• _Set problem_:
Give an exact copy of every line, leaving images out.

• _Material for the task_:
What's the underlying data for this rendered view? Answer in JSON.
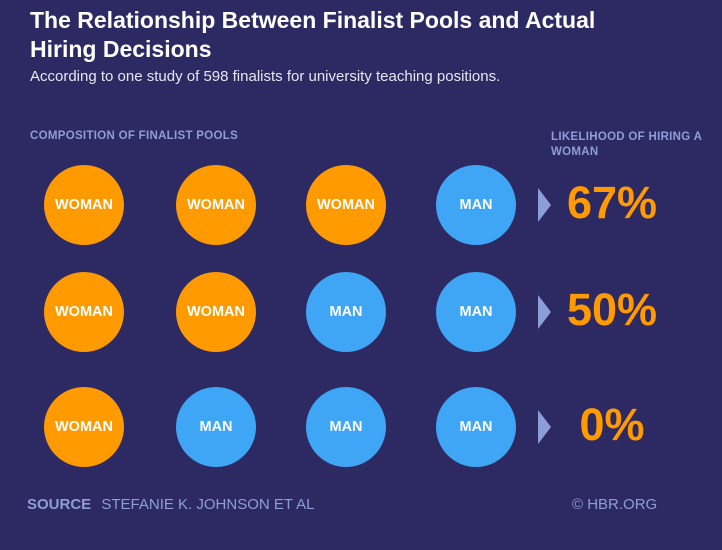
{
  "title": "The Relationship Between Finalist Pools and Actual Hiring Decisions",
  "subtitle": "According to one study of 598 finalists for university teaching positions.",
  "headers": {
    "left": "COMPOSITION OF FINALIST POOLS",
    "right": "LIKELIHOOD OF HIRING A WOMAN"
  },
  "colors": {
    "background": "#2d2a63",
    "woman": "#ff9a00",
    "man": "#3fa6f5",
    "accent_text": "#8c9ed8",
    "value": "#ff9a00"
  },
  "chart_data": {
    "type": "table",
    "title": "The Relationship Between Finalist Pools and Actual Hiring Decisions",
    "subtitle": "According to one study of 598 finalists for university teaching positions.",
    "x_label": "COMPOSITION OF FINALIST POOLS",
    "y_label": "LIKELIHOOD OF HIRING A WOMAN",
    "rows": [
      {
        "pool": [
          "WOMAN",
          "WOMAN",
          "WOMAN",
          "MAN"
        ],
        "likelihood": 67,
        "label": "67%"
      },
      {
        "pool": [
          "WOMAN",
          "WOMAN",
          "MAN",
          "MAN"
        ],
        "likelihood": 50,
        "label": "50%"
      },
      {
        "pool": [
          "WOMAN",
          "MAN",
          "MAN",
          "MAN"
        ],
        "likelihood": 0,
        "label": "0%"
      }
    ]
  },
  "footer": {
    "source_label": "SOURCE",
    "source_text": "STEFANIE K. JOHNSON ET AL",
    "credit": "© HBR.ORG"
  }
}
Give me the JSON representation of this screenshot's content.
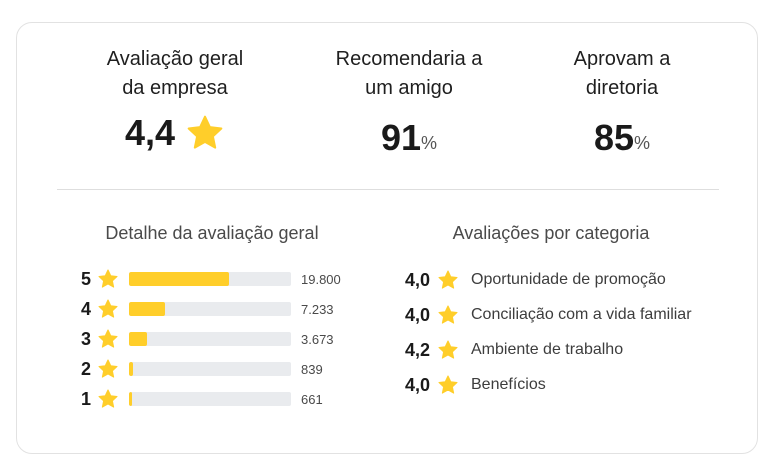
{
  "summary": {
    "overall": {
      "label": "Avaliação geral\nda empresa",
      "value": "4,4"
    },
    "recommend": {
      "label": "Recomendaria a\num amigo",
      "value": "91",
      "unit": "%"
    },
    "approve": {
      "label": "Aprovam a\ndiretoria",
      "value": "85",
      "unit": "%"
    }
  },
  "distribution": {
    "title": "Detalhe da avaliação geral",
    "rows": [
      {
        "stars": "5",
        "count": "19.800",
        "fraction": 0.62
      },
      {
        "stars": "4",
        "count": "7.233",
        "fraction": 0.22
      },
      {
        "stars": "3",
        "count": "3.673",
        "fraction": 0.11
      },
      {
        "stars": "2",
        "count": "839",
        "fraction": 0.025
      },
      {
        "stars": "1",
        "count": "661",
        "fraction": 0.02
      }
    ]
  },
  "categories": {
    "title": "Avaliações por categoria",
    "items": [
      {
        "score": "4,0",
        "label": "Oportunidade de promoção"
      },
      {
        "score": "4,0",
        "label": "Conciliação com a vida familiar"
      },
      {
        "score": "4,2",
        "label": "Ambiente de trabalho"
      },
      {
        "score": "4,0",
        "label": "Benefícios"
      }
    ]
  },
  "colors": {
    "star": "#ffce2a",
    "bar_fill": "#ffce2a",
    "bar_track": "#e9ebee"
  }
}
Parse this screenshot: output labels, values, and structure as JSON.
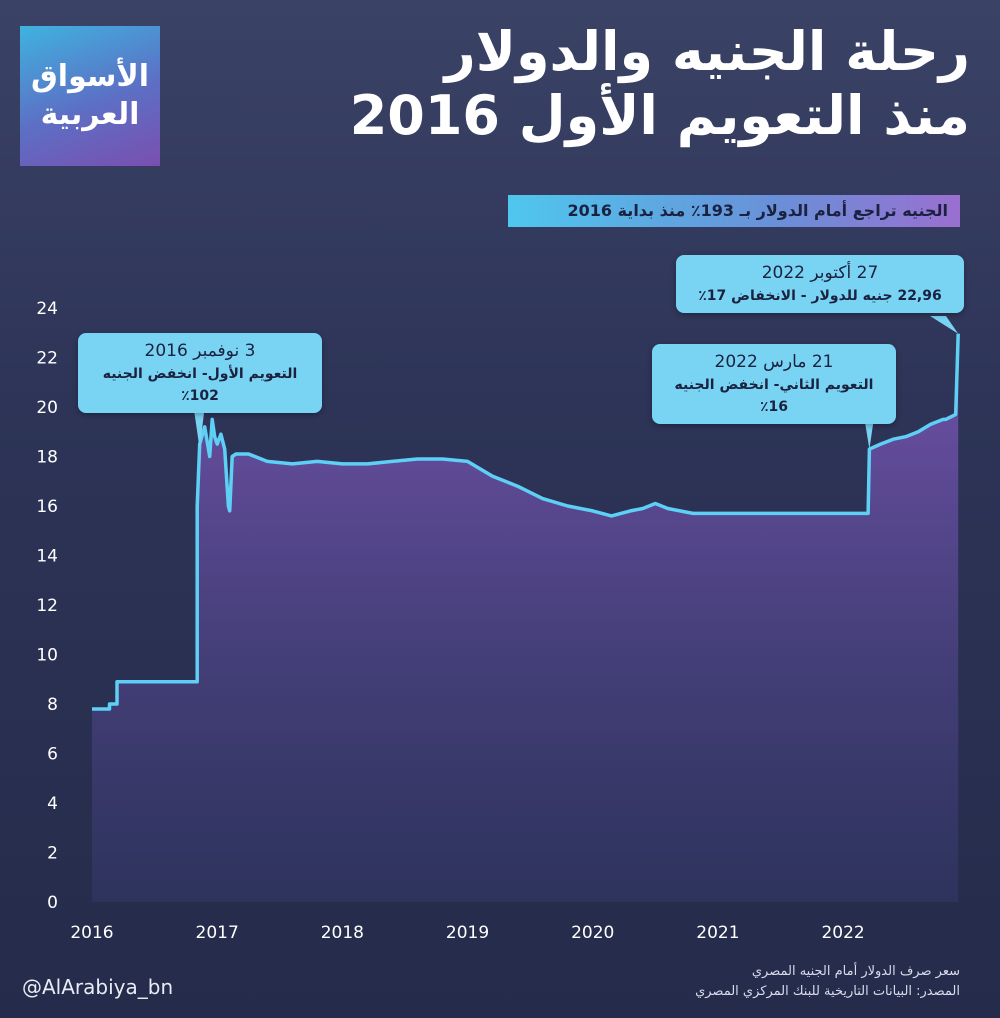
{
  "logo": {
    "line1": "الأسواق",
    "line2": "العربية"
  },
  "title": {
    "line1": "رحلة الجنيه والدولار",
    "line2": "منذ التعويم الأول 2016"
  },
  "subtitle": "الجنيه تراجع أمام الدولار بـ 193٪ منذ بداية 2016",
  "callouts": [
    {
      "date": "3 نوفمبر 2016",
      "text": "التعويم الأول- انخفض الجنيه 102٪"
    },
    {
      "date": "21 مارس 2022",
      "text": "التعويم الثاني- انخفض الجنيه 16٪"
    },
    {
      "date": "27 أكتوبر 2022",
      "text": "22,96 جنيه للدولار - الانخفاض 17٪"
    }
  ],
  "footer": {
    "handle": "@AlArabiya_bn",
    "source_line1": "سعر صرف الدولار أمام الجنيه المصري",
    "source_line2": "المصدر: البيانات التاريخية للبنك المركزي المصري"
  },
  "colors": {
    "line": "#5fd0f5",
    "callout": "#79d4f4",
    "area_top": "#8a5cc8",
    "area_bottom": "#3b3f7a"
  },
  "chart_data": {
    "type": "area",
    "title": "",
    "xlabel": "",
    "ylabel": "",
    "ylim": [
      0,
      24
    ],
    "xlim": [
      2016.0,
      2022.95
    ],
    "yticks": [
      0,
      2,
      4,
      6,
      8,
      10,
      12,
      14,
      16,
      18,
      20,
      22,
      24
    ],
    "xticks": [
      "2016",
      "2017",
      "2018",
      "2019",
      "2020",
      "2021",
      "2022"
    ],
    "grid": false,
    "series": [
      {
        "x": [
          2016.0,
          2016.14,
          2016.14,
          2016.2,
          2016.2,
          2016.84,
          2016.84,
          2016.86,
          2016.9,
          2016.94,
          2016.96,
          2016.98,
          2017.0,
          2017.03,
          2017.06,
          2017.09,
          2017.1,
          2017.12,
          2017.15,
          2017.25,
          2017.4,
          2017.6,
          2017.8,
          2018.0,
          2018.2,
          2018.4,
          2018.6,
          2018.8,
          2019.0,
          2019.2,
          2019.4,
          2019.6,
          2019.8,
          2020.0,
          2020.15,
          2020.3,
          2020.4,
          2020.5,
          2020.6,
          2020.8,
          2021.0,
          2021.3,
          2021.6,
          2021.9,
          2022.1,
          2022.2,
          2022.21,
          2022.3,
          2022.4,
          2022.5,
          2022.6,
          2022.7,
          2022.8,
          2022.82,
          2022.9,
          2022.92
        ],
        "y": [
          7.8,
          7.8,
          8.0,
          8.0,
          8.9,
          8.9,
          16.0,
          18.5,
          19.2,
          18.0,
          19.5,
          18.8,
          18.5,
          18.9,
          18.3,
          16.0,
          15.8,
          18.0,
          18.1,
          18.1,
          17.8,
          17.7,
          17.8,
          17.7,
          17.7,
          17.8,
          17.9,
          17.9,
          17.8,
          17.2,
          16.8,
          16.3,
          16.0,
          15.8,
          15.6,
          15.8,
          15.9,
          16.1,
          15.9,
          15.7,
          15.7,
          15.7,
          15.7,
          15.7,
          15.7,
          15.7,
          18.3,
          18.5,
          18.7,
          18.8,
          19.0,
          19.3,
          19.5,
          19.5,
          19.7,
          22.96
        ]
      }
    ]
  }
}
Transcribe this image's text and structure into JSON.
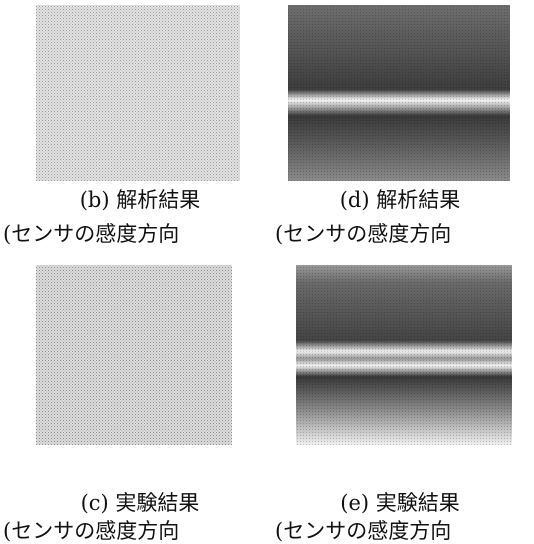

• _The output_:
What's the underlying data for this rendered view? Answer in JSON.
{
  "title": "The Relationship Between Finalist Pools and Actual Hiring Decisions",
  "subtitle": "According to one study of 598 finalists for university teaching positions.",
  "headers": {
    "left": "COMPOSITION OF FINALIST POOLS",
    "right": "LIKELIHOOD OF HIRING A WOMAN"
  },
  "colors": {
    "background": "#2d2a63",
    "woman": "#ff9a00",
    "man": "#3fa6f5",
    "accent_text": "#8c9ed8",
    "value": "#ff9a00"
  },
  "chart_data": {
    "type": "table",
    "title": "The Relationship Between Finalist Pools and Actual Hiring Decisions",
    "subtitle": "According to one study of 598 finalists for university teaching positions.",
    "x_label": "COMPOSITION OF FINALIST POOLS",
    "y_label": "LIKELIHOOD OF HIRING A WOMAN",
    "rows": [
      {
        "pool": [
          "WOMAN",
          "WOMAN",
          "WOMAN",
          "MAN"
        ],
        "likelihood": 67,
        "label": "67%"
      },
      {
        "pool": [
          "WOMAN",
          "WOMAN",
          "MAN",
          "MAN"
        ],
        "likelihood": 50,
        "label": "50%"
      },
      {
        "pool": [
          "WOMAN",
          "MAN",
          "MAN",
          "MAN"
        ],
        "likelihood": 0,
        "label": "0%"
      }
    ]
  },
  "footer": {
    "source_label": "SOURCE",
    "source_text": "STEFANIE K. JOHNSON ET AL",
    "credit": "© HBR.ORG"
  }
}
Give me the JSON representation of this screenshot's content.
{
  "summary": {
    "overall": {
      "label": "Avaliação geral\nda empresa",
      "value": "4,4"
    },
    "recommend": {
      "label": "Recomendaria a\num amigo",
      "value": "91",
      "unit": "%"
    },
    "approve": {
      "label": "Aprovam a\ndiretoria",
      "value": "85",
      "unit": "%"
    }
  },
  "distribution": {
    "title": "Detalhe da avaliação geral",
    "rows": [
      {
        "stars": "5",
        "count": "19.800",
        "fraction": 0.62
      },
      {
        "stars": "4",
        "count": "7.233",
        "fraction": 0.22
      },
      {
        "stars": "3",
        "count": "3.673",
        "fraction": 0.11
      },
      {
        "stars": "2",
        "count": "839",
        "fraction": 0.025
      },
      {
        "stars": "1",
        "count": "661",
        "fraction": 0.02
      }
    ]
  },
  "categories": {
    "title": "Avaliações por categoria",
    "items": [
      {
        "score": "4,0",
        "label": "Oportunidade de promoção"
      },
      {
        "score": "4,0",
        "label": "Conciliação com a vida familiar"
      },
      {
        "score": "4,2",
        "label": "Ambiente de trabalho"
      },
      {
        "score": "4,0",
        "label": "Benefícios"
      }
    ]
  },
  "colors": {
    "star": "#ffce2a",
    "bar_fill": "#ffce2a",
    "bar_track": "#e9ebee"
  }
}
Parse this screenshot: output labels, values, and structure as JSON.
{
  "logo": {
    "line1": "الأسواق",
    "line2": "العربية"
  },
  "title": {
    "line1": "رحلة الجنيه والدولار",
    "line2": "منذ التعويم الأول 2016"
  },
  "subtitle": "الجنيه تراجع أمام الدولار بـ 193٪ منذ بداية 2016",
  "callouts": [
    {
      "date": "3 نوفمبر 2016",
      "text": "التعويم الأول- انخفض الجنيه 102٪"
    },
    {
      "date": "21 مارس 2022",
      "text": "التعويم الثاني- انخفض الجنيه 16٪"
    },
    {
      "date": "27 أكتوبر 2022",
      "text": "22,96 جنيه للدولار - الانخفاض 17٪"
    }
  ],
  "footer": {
    "handle": "@AlArabiya_bn",
    "source_line1": "سعر صرف الدولار أمام الجنيه المصري",
    "source_line2": "المصدر: البيانات التاريخية للبنك المركزي المصري"
  },
  "colors": {
    "line": "#5fd0f5",
    "callout": "#79d4f4",
    "area_top": "#8a5cc8",
    "area_bottom": "#3b3f7a"
  },
  "chart_data": {
    "type": "area",
    "title": "",
    "xlabel": "",
    "ylabel": "",
    "ylim": [
      0,
      24
    ],
    "xlim": [
      2016.0,
      2022.95
    ],
    "yticks": [
      0,
      2,
      4,
      6,
      8,
      10,
      12,
      14,
      16,
      18,
      20,
      22,
      24
    ],
    "xticks": [
      "2016",
      "2017",
      "2018",
      "2019",
      "2020",
      "2021",
      "2022"
    ],
    "grid": false,
    "series": [
      {
        "x": [
          2016.0,
          2016.14,
          2016.14,
          2016.2,
          2016.2,
          2016.84,
          2016.84,
          2016.86,
          2016.9,
          2016.94,
          2016.96,
          2016.98,
          2017.0,
          2017.03,
          2017.06,
          2017.09,
          2017.1,
          2017.12,
          2017.15,
          2017.25,
          2017.4,
          2017.6,
          2017.8,
          2018.0,
          2018.2,
          2018.4,
          2018.6,
          2018.8,
          2019.0,
          2019.2,
          2019.4,
          2019.6,
          2019.8,
          2020.0,
          2020.15,
          2020.3,
          2020.4,
          2020.5,
          2020.6,
          2020.8,
          2021.0,
          2021.3,
          2021.6,
          2021.9,
          2022.1,
          2022.2,
          2022.21,
          2022.3,
          2022.4,
          2022.5,
          2022.6,
          2022.7,
          2022.8,
          2022.82,
          2022.9,
          2022.92
        ],
        "y": [
          7.8,
          7.8,
          8.0,
          8.0,
          8.9,
          8.9,
          16.0,
          18.5,
          19.2,
          18.0,
          19.5,
          18.8,
          18.5,
          18.9,
          18.3,
          16.0,
          15.8,
          18.0,
          18.1,
          18.1,
          17.8,
          17.7,
          17.8,
          17.7,
          17.7,
          17.8,
          17.9,
          17.9,
          17.8,
          17.2,
          16.8,
          16.3,
          16.0,
          15.8,
          15.6,
          15.8,
          15.9,
          16.1,
          15.9,
          15.7,
          15.7,
          15.7,
          15.7,
          15.7,
          15.7,
          15.7,
          18.3,
          18.5,
          18.7,
          18.8,
          19.0,
          19.3,
          19.5,
          19.5,
          19.7,
          22.96
        ]
      }
    ]
  }
}
Transcribe this image's text and structure into JSON.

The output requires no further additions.